Reproduce the data word for word, starting with its first line and stopping after the line that contains "data-point[interactable] xyxy=(162,252,168,259)".

------------------------------------

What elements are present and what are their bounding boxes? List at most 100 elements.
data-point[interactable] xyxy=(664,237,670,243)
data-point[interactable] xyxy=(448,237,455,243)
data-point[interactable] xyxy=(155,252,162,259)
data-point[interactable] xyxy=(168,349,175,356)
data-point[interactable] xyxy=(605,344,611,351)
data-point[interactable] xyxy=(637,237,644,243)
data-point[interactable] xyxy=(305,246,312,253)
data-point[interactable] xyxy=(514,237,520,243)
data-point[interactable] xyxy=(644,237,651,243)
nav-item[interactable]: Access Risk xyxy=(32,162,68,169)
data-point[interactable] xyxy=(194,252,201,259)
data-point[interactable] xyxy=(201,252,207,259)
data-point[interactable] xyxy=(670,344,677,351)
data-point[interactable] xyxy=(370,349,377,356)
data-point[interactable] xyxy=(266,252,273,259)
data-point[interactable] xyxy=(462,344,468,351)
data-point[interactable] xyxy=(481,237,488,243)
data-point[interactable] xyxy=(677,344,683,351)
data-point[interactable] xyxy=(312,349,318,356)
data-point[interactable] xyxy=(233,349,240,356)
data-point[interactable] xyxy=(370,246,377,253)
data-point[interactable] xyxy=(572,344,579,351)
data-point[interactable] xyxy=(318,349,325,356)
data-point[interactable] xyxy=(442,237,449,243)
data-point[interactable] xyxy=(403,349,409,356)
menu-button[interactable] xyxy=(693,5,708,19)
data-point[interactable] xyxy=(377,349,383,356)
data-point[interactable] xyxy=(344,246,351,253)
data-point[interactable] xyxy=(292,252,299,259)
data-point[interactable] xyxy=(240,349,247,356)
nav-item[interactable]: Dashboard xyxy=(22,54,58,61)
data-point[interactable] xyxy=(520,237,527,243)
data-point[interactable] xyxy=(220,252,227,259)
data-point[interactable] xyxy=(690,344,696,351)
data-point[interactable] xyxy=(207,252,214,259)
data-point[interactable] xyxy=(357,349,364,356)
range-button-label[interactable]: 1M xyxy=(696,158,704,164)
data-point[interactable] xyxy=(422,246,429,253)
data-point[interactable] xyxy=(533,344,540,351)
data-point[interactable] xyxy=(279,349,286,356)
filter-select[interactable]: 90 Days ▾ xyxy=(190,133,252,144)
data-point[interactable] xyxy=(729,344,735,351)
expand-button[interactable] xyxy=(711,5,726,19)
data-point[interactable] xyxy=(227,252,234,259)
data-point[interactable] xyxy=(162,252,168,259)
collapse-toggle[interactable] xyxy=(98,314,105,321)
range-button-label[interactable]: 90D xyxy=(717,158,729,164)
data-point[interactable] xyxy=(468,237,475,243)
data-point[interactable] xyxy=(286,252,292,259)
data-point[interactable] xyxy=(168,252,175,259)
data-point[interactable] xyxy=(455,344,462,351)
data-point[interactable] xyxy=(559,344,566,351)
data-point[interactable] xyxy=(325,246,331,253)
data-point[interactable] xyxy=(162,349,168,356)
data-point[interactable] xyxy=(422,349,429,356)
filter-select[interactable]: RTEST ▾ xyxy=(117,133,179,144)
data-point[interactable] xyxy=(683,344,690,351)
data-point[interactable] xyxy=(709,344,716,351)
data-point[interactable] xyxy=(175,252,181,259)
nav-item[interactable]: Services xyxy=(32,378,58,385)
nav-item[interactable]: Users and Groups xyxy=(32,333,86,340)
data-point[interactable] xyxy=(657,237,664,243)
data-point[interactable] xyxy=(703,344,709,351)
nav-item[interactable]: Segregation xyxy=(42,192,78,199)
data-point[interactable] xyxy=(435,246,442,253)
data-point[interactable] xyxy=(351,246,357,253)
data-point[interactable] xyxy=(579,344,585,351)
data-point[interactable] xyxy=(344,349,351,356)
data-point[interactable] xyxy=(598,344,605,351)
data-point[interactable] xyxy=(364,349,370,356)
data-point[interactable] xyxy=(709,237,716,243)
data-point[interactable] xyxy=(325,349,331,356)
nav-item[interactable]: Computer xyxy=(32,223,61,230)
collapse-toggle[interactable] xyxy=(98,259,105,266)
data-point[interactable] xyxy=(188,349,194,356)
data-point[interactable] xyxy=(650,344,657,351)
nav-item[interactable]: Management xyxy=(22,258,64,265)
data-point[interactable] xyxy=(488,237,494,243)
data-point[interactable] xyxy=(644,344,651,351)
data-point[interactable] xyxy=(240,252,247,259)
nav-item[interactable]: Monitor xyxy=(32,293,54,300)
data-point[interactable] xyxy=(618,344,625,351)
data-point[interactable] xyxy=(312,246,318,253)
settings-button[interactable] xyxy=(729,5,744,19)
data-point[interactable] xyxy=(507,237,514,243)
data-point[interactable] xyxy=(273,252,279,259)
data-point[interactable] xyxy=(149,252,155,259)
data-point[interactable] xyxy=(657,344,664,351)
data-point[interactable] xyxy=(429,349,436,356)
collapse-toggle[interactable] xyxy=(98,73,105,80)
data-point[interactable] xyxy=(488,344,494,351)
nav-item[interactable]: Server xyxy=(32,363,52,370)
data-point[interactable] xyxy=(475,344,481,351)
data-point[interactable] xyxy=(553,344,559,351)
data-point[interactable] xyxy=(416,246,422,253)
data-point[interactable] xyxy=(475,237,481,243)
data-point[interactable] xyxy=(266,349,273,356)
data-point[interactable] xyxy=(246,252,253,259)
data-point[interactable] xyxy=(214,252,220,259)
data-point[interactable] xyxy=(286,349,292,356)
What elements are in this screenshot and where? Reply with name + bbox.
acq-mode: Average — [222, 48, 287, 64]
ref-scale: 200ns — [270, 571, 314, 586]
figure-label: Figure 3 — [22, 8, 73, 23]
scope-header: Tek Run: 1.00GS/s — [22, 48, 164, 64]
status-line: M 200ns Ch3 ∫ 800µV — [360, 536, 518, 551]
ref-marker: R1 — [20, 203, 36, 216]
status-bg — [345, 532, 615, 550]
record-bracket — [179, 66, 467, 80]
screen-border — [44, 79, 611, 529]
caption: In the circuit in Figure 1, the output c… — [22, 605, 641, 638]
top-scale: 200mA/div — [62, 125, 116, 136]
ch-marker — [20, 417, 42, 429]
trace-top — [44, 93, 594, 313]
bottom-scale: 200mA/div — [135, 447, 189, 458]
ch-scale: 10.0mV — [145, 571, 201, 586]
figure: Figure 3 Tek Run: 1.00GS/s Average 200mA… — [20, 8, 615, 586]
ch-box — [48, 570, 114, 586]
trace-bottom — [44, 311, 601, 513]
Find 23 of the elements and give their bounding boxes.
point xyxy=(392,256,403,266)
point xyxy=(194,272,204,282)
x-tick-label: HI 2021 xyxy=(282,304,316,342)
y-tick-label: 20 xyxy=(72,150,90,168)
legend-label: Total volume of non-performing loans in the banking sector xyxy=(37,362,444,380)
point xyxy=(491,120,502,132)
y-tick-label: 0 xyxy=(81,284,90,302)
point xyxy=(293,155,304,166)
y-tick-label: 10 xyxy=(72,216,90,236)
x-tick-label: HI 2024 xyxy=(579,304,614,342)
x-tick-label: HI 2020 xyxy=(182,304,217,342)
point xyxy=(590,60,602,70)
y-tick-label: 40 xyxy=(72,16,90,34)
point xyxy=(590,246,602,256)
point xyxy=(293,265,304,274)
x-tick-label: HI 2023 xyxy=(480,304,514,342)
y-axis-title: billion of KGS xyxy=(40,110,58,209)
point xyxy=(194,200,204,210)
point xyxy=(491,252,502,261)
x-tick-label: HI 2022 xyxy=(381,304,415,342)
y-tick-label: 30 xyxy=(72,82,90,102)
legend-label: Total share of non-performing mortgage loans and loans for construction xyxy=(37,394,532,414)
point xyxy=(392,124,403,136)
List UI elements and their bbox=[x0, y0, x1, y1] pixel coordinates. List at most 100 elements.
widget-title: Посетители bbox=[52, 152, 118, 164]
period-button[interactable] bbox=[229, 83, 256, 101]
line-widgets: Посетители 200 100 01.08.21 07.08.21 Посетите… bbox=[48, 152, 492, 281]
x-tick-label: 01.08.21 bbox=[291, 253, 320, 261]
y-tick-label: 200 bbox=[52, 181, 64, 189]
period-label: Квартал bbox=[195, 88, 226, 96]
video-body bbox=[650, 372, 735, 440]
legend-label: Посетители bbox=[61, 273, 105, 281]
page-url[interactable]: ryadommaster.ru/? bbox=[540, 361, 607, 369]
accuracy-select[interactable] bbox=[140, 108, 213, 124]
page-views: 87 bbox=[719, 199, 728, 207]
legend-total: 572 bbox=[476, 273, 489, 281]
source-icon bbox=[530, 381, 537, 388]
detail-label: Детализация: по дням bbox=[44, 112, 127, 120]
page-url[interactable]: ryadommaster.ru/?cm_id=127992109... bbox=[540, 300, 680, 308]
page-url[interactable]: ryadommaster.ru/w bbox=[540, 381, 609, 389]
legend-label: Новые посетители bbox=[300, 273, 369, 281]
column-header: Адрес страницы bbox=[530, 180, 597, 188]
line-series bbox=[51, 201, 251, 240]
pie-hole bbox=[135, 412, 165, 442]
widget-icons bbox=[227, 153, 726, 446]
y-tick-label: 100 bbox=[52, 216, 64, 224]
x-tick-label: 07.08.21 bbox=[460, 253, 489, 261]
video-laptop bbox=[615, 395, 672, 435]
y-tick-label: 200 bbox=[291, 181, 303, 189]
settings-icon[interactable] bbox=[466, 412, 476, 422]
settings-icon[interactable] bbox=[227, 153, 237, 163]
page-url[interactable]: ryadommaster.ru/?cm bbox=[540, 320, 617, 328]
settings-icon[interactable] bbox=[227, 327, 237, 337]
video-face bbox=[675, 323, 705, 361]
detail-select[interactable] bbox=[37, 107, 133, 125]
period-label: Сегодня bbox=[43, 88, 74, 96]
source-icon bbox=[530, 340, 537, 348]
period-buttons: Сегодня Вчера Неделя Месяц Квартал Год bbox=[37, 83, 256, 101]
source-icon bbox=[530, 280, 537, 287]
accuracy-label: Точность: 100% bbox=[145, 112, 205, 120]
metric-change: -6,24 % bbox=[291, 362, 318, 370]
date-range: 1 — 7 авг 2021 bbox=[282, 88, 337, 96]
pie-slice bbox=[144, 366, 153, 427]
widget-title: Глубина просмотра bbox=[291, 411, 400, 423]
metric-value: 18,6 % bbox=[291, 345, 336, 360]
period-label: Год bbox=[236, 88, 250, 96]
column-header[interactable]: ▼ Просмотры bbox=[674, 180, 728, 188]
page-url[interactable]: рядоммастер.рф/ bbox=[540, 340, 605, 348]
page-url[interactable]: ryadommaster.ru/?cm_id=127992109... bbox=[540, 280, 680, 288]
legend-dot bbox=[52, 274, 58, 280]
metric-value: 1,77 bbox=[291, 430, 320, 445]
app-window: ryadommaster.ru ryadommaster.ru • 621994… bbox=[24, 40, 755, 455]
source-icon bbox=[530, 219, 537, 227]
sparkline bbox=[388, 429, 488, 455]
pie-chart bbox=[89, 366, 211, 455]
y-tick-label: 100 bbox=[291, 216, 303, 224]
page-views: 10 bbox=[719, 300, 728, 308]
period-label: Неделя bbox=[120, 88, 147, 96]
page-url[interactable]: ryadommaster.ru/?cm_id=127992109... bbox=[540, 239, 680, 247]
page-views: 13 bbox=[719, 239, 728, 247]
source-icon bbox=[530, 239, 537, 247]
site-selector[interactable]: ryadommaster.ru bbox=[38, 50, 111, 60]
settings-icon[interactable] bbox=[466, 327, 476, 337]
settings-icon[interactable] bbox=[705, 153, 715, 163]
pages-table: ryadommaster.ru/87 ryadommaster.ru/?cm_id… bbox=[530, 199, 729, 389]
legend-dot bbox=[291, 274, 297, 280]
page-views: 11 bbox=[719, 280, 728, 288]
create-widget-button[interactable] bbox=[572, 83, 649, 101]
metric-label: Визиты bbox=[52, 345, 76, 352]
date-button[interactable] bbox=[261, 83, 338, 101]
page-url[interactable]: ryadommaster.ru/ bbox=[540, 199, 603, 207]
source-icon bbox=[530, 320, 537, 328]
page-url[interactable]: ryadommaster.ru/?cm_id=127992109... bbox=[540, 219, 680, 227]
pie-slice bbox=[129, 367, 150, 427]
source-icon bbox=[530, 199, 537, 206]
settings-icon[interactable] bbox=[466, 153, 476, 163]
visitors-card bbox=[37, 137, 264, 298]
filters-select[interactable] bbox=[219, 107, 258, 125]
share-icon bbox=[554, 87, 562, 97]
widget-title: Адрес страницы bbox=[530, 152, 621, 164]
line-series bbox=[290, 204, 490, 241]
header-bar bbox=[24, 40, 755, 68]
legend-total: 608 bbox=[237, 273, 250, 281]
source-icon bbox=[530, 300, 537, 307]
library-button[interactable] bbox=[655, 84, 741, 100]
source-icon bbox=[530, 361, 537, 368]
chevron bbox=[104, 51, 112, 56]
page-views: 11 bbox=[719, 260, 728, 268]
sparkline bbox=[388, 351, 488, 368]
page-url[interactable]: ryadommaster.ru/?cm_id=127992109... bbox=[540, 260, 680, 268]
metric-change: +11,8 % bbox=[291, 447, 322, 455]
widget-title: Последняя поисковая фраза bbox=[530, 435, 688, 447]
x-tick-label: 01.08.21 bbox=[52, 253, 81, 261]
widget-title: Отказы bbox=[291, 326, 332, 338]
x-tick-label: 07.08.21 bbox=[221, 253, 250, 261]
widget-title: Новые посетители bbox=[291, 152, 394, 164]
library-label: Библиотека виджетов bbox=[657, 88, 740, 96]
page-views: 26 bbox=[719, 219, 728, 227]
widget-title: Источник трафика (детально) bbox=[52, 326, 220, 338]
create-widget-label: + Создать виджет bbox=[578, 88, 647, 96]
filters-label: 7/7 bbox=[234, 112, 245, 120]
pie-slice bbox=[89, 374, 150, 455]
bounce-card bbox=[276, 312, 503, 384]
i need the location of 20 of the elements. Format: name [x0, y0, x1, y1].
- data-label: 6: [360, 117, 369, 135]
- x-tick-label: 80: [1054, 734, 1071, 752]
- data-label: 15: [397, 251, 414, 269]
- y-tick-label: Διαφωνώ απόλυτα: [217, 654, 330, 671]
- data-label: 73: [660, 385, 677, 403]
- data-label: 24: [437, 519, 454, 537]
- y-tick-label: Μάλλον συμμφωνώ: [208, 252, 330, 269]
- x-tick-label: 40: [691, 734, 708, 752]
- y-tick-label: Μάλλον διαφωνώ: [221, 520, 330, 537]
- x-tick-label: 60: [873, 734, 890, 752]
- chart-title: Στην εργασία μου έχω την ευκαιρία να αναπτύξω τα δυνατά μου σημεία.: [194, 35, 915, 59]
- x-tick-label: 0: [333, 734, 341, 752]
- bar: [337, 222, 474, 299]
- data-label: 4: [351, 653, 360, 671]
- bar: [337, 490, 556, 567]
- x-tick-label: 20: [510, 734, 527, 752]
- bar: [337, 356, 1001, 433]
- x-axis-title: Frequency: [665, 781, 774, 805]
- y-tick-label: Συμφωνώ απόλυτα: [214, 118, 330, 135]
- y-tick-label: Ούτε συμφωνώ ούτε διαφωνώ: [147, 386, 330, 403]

------------------------------------

Solution for this task:
What elements are present and what are their bounding boxes? List at most 100 elements.
data-point[interactable] xyxy=(664,237,670,243)
data-point[interactable] xyxy=(448,237,455,243)
data-point[interactable] xyxy=(155,252,162,259)
data-point[interactable] xyxy=(168,349,175,356)
data-point[interactable] xyxy=(605,344,611,351)
data-point[interactable] xyxy=(637,237,644,243)
data-point[interactable] xyxy=(305,246,312,253)
data-point[interactable] xyxy=(514,237,520,243)
data-point[interactable] xyxy=(644,237,651,243)
nav-item[interactable]: Access Risk xyxy=(32,162,68,169)
data-point[interactable] xyxy=(194,252,201,259)
data-point[interactable] xyxy=(201,252,207,259)
data-point[interactable] xyxy=(670,344,677,351)
data-point[interactable] xyxy=(370,349,377,356)
data-point[interactable] xyxy=(266,252,273,259)
data-point[interactable] xyxy=(462,344,468,351)
data-point[interactable] xyxy=(481,237,488,243)
data-point[interactable] xyxy=(677,344,683,351)
data-point[interactable] xyxy=(312,349,318,356)
data-point[interactable] xyxy=(233,349,240,356)
data-point[interactable] xyxy=(370,246,377,253)
data-point[interactable] xyxy=(572,344,579,351)
data-point[interactable] xyxy=(318,349,325,356)
data-point[interactable] xyxy=(442,237,449,243)
data-point[interactable] xyxy=(403,349,409,356)
menu-button[interactable] xyxy=(693,5,708,19)
data-point[interactable] xyxy=(377,349,383,356)
data-point[interactable] xyxy=(344,246,351,253)
data-point[interactable] xyxy=(292,252,299,259)
data-point[interactable] xyxy=(240,349,247,356)
nav-item[interactable]: Dashboard xyxy=(22,54,58,61)
data-point[interactable] xyxy=(520,237,527,243)
data-point[interactable] xyxy=(220,252,227,259)
data-point[interactable] xyxy=(690,344,696,351)
data-point[interactable] xyxy=(207,252,214,259)
data-point[interactable] xyxy=(357,349,364,356)
range-button-label[interactable]: 1M xyxy=(696,158,704,164)
data-point[interactable] xyxy=(422,246,429,253)
data-point[interactable] xyxy=(533,344,540,351)
data-point[interactable] xyxy=(279,349,286,356)
filter-select[interactable]: 90 Days ▾ xyxy=(190,133,252,144)
data-point[interactable] xyxy=(729,344,735,351)
expand-button[interactable] xyxy=(711,5,726,19)
data-point[interactable] xyxy=(227,252,234,259)
data-point[interactable] xyxy=(162,252,168,259)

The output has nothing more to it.